# [Problem to work on]
Filter the records below down to lines containing "перепоховання".

• • • •

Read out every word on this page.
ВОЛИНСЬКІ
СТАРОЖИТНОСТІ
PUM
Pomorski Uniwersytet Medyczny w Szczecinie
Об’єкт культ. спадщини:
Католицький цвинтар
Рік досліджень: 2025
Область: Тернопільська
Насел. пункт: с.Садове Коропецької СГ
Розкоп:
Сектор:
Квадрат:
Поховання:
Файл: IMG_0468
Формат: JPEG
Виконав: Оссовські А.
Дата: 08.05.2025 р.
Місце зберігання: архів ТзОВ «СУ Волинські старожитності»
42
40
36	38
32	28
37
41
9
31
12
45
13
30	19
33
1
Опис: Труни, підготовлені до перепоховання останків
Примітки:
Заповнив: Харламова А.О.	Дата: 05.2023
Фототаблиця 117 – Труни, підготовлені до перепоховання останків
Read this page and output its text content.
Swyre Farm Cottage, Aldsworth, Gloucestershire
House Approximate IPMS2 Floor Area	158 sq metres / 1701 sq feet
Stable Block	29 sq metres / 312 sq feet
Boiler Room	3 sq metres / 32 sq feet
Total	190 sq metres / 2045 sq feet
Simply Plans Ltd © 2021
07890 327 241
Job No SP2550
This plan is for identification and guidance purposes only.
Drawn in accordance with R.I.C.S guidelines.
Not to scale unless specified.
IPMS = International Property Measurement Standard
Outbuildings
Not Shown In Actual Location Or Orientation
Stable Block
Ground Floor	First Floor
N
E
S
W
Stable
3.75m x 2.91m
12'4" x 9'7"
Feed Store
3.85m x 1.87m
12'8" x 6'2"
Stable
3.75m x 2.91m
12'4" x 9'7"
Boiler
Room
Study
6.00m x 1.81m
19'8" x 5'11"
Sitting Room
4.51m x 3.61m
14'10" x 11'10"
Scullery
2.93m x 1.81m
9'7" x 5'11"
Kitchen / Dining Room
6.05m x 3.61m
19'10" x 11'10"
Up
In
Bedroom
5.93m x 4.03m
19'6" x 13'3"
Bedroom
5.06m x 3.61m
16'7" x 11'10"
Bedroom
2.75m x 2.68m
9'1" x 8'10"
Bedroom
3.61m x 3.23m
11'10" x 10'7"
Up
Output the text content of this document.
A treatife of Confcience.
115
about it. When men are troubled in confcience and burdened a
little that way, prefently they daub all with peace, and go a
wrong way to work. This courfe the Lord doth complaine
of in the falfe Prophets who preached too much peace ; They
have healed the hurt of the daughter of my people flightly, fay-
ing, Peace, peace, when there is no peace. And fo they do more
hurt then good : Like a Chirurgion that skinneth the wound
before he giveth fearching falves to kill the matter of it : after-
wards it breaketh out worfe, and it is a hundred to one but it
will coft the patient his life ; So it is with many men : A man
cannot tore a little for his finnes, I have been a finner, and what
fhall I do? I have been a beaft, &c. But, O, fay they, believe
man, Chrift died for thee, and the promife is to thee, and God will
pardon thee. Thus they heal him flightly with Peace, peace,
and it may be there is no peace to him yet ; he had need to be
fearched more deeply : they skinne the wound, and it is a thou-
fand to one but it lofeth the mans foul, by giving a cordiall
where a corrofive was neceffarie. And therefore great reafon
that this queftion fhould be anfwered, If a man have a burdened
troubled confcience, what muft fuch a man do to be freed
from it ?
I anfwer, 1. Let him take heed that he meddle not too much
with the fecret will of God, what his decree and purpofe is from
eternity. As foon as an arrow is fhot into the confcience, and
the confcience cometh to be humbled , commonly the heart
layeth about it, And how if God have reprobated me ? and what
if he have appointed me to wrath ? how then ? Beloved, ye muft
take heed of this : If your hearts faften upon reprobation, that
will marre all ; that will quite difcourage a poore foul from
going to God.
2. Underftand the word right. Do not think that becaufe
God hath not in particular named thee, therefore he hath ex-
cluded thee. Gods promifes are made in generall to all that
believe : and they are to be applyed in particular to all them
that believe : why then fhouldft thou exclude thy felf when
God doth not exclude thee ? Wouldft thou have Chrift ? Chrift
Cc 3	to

• • • •

# [Correct output]
Опис: Труни, підготовлені до перепоховання останків
Фототаблиця 117 – Труни, підготовлені до перепоховання останків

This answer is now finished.